=== EXERCISE ===
Copy the data from its first line up to and including the line with "- downtime-header: Latest", substituting "axis-text" for every "svg-text" and leaving everything else unchanged.

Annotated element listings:
┄┄┄┄┄┄┄┄┄┄┄┄┄┄┄┄┄┄┄┄
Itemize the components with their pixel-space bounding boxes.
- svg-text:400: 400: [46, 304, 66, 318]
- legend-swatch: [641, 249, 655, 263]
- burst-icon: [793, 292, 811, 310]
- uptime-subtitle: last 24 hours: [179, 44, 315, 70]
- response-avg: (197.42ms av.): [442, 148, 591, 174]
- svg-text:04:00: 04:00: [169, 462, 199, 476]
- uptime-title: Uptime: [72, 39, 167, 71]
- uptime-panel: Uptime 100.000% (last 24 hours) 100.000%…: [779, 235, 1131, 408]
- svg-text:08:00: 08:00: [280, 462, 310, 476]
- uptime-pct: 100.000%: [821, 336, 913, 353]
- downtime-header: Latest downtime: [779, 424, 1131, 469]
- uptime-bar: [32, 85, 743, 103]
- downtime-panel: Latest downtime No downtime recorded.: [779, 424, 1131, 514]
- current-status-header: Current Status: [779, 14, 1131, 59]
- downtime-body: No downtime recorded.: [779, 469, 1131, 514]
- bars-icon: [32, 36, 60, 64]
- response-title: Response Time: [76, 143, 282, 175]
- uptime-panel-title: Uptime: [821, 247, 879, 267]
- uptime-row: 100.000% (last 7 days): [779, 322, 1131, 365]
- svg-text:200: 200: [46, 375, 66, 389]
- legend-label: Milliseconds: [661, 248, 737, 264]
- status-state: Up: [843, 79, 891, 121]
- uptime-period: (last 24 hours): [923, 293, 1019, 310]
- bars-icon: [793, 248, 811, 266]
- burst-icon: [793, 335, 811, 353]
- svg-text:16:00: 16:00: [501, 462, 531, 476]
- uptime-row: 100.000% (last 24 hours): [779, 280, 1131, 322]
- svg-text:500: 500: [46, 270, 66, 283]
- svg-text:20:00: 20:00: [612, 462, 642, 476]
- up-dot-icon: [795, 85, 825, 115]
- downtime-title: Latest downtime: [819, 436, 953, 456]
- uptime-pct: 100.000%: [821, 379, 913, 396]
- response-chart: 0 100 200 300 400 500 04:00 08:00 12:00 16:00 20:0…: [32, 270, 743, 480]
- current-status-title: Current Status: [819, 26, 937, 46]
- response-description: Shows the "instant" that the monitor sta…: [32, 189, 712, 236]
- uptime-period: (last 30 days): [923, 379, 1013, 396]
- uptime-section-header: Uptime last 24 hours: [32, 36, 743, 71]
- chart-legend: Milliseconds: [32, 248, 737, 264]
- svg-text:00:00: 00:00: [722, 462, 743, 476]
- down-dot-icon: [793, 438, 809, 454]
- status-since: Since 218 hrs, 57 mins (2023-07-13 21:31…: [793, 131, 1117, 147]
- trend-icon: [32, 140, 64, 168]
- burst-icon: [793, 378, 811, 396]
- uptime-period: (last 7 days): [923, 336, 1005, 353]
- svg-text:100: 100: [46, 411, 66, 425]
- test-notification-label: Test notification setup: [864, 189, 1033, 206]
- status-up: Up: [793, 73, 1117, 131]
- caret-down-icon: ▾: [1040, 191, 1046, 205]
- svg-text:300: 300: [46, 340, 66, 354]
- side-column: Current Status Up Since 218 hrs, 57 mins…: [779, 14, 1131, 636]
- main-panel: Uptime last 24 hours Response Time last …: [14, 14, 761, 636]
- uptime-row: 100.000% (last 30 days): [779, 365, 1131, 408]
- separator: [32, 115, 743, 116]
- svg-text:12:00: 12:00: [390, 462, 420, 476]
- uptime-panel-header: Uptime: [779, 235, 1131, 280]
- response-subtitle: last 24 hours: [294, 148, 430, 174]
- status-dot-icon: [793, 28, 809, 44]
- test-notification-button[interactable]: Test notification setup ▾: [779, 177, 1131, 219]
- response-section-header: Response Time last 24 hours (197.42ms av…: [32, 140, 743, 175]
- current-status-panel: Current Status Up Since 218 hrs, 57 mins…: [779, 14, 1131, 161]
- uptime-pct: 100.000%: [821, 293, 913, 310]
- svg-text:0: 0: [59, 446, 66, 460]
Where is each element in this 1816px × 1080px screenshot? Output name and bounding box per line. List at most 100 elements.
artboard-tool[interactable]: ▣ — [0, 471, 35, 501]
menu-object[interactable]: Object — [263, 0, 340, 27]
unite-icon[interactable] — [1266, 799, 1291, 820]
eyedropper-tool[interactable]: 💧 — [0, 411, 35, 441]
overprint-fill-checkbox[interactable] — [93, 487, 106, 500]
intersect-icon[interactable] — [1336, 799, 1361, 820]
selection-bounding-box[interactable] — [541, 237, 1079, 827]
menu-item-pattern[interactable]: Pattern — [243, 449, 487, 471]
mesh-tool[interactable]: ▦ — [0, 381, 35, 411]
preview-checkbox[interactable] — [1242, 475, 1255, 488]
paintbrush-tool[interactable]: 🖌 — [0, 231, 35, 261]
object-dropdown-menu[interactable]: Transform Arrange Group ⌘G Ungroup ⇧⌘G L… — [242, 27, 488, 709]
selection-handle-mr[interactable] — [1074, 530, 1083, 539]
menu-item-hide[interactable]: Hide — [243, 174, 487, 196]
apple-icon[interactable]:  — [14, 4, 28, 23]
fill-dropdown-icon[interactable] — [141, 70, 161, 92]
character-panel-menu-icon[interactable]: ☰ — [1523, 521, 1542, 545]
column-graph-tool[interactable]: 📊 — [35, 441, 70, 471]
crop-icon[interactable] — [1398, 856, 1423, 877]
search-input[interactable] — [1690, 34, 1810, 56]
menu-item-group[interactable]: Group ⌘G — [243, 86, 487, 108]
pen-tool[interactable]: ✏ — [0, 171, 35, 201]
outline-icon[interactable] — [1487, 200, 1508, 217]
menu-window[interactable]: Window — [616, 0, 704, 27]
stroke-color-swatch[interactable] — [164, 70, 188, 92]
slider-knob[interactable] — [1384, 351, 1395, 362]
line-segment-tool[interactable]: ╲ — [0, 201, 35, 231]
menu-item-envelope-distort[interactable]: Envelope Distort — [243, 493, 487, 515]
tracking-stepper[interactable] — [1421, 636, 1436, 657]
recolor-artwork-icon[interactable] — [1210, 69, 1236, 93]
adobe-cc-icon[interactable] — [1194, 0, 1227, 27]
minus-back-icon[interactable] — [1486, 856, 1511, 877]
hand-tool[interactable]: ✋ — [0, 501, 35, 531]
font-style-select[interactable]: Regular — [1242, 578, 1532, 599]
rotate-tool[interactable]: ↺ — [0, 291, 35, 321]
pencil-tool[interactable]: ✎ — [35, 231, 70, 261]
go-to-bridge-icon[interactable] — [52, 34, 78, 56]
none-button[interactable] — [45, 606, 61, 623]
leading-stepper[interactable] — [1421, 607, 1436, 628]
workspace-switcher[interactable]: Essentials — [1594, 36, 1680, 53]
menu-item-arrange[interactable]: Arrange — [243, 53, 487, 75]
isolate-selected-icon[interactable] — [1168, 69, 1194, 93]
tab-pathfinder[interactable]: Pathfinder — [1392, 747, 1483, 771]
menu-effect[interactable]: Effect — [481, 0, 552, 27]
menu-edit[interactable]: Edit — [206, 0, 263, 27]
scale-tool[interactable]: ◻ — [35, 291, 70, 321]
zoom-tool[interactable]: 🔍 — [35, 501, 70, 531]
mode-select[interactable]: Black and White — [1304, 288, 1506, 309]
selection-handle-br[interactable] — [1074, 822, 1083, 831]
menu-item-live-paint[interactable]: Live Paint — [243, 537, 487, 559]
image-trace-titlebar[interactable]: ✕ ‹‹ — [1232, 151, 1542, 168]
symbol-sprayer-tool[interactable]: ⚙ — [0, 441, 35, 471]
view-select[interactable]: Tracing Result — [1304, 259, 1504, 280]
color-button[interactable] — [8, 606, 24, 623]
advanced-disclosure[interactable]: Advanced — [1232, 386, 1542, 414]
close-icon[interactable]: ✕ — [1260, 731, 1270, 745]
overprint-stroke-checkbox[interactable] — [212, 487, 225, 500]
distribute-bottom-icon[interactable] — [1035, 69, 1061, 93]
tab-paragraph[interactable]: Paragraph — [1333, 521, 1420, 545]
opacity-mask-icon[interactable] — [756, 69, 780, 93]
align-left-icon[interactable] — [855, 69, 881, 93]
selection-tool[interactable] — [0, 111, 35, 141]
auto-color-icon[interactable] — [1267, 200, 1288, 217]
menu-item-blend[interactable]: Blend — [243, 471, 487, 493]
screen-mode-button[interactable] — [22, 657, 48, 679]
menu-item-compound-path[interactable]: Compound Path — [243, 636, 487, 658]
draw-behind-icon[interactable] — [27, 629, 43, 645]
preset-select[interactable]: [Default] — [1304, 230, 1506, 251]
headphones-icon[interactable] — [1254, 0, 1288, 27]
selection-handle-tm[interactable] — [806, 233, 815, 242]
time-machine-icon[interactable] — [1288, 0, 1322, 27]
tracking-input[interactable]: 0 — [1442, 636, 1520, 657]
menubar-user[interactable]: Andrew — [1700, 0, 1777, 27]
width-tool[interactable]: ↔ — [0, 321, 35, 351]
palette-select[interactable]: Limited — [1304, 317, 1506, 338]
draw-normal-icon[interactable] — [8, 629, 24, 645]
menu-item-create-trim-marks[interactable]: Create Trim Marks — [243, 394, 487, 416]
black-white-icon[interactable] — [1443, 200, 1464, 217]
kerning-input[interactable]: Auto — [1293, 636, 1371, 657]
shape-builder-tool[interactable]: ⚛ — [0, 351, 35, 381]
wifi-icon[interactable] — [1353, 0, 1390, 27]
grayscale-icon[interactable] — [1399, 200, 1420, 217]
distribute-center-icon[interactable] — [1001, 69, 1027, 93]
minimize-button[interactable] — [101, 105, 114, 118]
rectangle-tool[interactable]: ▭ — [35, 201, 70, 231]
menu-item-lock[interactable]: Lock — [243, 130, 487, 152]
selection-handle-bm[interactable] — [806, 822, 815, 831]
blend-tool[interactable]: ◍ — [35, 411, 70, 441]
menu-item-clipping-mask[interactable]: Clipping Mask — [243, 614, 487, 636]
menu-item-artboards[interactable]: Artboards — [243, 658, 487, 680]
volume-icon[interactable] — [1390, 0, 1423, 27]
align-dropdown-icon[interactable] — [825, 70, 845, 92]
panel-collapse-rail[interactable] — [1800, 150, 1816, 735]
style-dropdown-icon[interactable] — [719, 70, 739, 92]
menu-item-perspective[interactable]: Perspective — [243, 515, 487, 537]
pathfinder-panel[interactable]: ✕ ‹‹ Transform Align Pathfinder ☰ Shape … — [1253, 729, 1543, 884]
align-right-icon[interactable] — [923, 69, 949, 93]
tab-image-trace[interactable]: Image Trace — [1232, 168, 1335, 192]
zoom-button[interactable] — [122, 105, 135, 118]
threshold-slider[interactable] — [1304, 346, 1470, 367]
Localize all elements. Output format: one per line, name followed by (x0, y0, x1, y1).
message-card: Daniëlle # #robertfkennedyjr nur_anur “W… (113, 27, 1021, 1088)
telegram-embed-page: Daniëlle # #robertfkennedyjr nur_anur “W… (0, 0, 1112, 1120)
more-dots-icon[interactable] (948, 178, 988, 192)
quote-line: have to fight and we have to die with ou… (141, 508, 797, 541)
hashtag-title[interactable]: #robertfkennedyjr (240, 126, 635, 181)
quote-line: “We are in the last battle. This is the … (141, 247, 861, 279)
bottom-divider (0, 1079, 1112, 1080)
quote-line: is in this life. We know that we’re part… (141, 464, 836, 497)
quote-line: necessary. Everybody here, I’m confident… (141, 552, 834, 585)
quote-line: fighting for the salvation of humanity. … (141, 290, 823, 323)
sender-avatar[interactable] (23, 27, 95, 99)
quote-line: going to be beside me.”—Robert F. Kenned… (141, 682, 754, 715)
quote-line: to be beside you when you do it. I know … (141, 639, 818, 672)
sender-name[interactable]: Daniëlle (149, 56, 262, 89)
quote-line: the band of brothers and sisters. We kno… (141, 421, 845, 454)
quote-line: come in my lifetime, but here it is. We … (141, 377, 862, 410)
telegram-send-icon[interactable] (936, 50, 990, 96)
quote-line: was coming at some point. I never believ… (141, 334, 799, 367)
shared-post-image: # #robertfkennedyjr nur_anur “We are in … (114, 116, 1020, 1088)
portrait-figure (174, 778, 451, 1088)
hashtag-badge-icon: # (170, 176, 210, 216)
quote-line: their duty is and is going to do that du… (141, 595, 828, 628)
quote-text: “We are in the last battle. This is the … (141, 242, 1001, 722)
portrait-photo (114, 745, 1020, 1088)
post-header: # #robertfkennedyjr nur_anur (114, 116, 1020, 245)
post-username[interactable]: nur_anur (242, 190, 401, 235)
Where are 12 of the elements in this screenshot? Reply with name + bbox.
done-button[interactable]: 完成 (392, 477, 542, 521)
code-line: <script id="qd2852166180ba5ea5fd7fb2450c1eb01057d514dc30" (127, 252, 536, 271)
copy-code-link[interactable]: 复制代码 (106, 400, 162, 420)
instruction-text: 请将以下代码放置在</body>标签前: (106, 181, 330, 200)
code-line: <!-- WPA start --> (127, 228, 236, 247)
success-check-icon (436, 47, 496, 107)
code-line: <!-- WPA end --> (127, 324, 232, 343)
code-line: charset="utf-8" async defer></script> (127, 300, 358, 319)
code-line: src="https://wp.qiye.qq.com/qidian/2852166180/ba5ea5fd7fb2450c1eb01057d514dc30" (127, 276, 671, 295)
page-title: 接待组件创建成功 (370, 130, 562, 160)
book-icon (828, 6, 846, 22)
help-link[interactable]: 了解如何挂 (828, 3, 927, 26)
┄┄┄┄┄┄┄┄┄┄┄┄┄┄┄┄┄┄┄┄
=== CORRECT RESULT ===
Itemize the components with their pixel-space bounding boxes.
- axis-text:400: 400: [46, 304, 66, 318]
- legend-swatch: [641, 249, 655, 263]
- burst-icon: [793, 292, 811, 310]
- uptime-subtitle: last 24 hours: [179, 44, 315, 70]
- response-avg: (197.42ms av.): [442, 148, 591, 174]
- axis-text:04:00: 04:00: [169, 462, 199, 476]
- uptime-title: Uptime: [72, 39, 167, 71]
- uptime-panel: Uptime 100.000% (last 24 hours) 100.000%…: [779, 235, 1131, 408]
- axis-text:08:00: 08:00: [280, 462, 310, 476]
- uptime-pct: 100.000%: [821, 336, 913, 353]
- downtime-header: Latest downtime: [779, 424, 1131, 469]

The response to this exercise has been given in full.